-- Exercise task --
Please count the lines in the material below that contain the string "annotation", treating uppercase and lowercase as different, and reply with the number alone.

-- Records to use --
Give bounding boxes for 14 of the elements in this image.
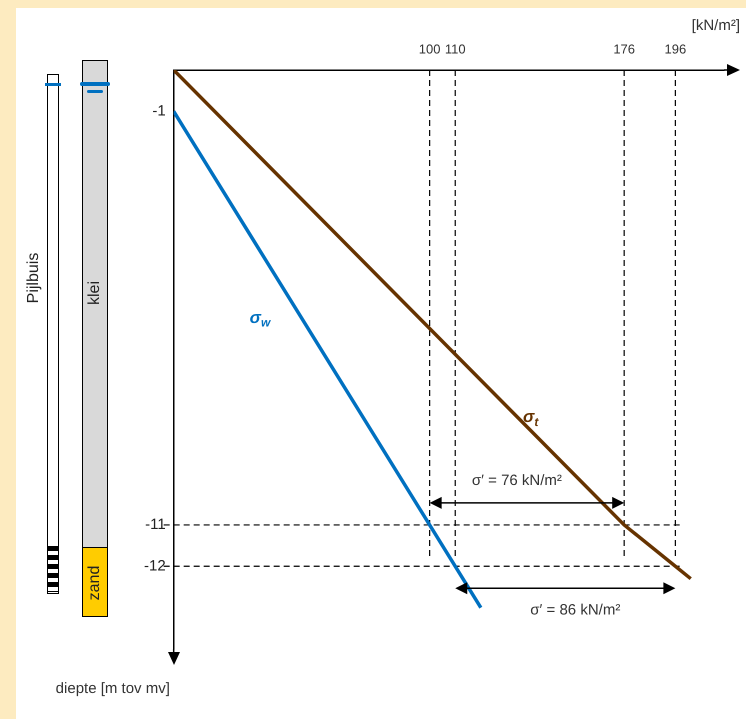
annotation: σ′ = 86 kN/m² xyxy=(530,601,620,618)
text: zand xyxy=(86,566,104,600)
y-tick-label: -11 xyxy=(145,516,166,534)
x-tick-label: 196 xyxy=(664,42,686,57)
text: klei xyxy=(86,280,104,306)
y-tick-label: -12 xyxy=(144,557,166,574)
x-tick-label: 110 xyxy=(444,42,466,57)
annotation: σ′ = 76 kN/m² xyxy=(472,472,562,490)
x-axis-title: [kN/m²] xyxy=(692,17,740,34)
x-tick-label: 176 xyxy=(613,42,636,57)
y-axis-title: diepte [m tov mv] xyxy=(56,680,170,698)
y-tick-label: -1 xyxy=(152,102,166,120)
text: Pijlbuis xyxy=(25,252,43,304)
x-tick-label: 100 xyxy=(418,42,440,57)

-- Finished task --
2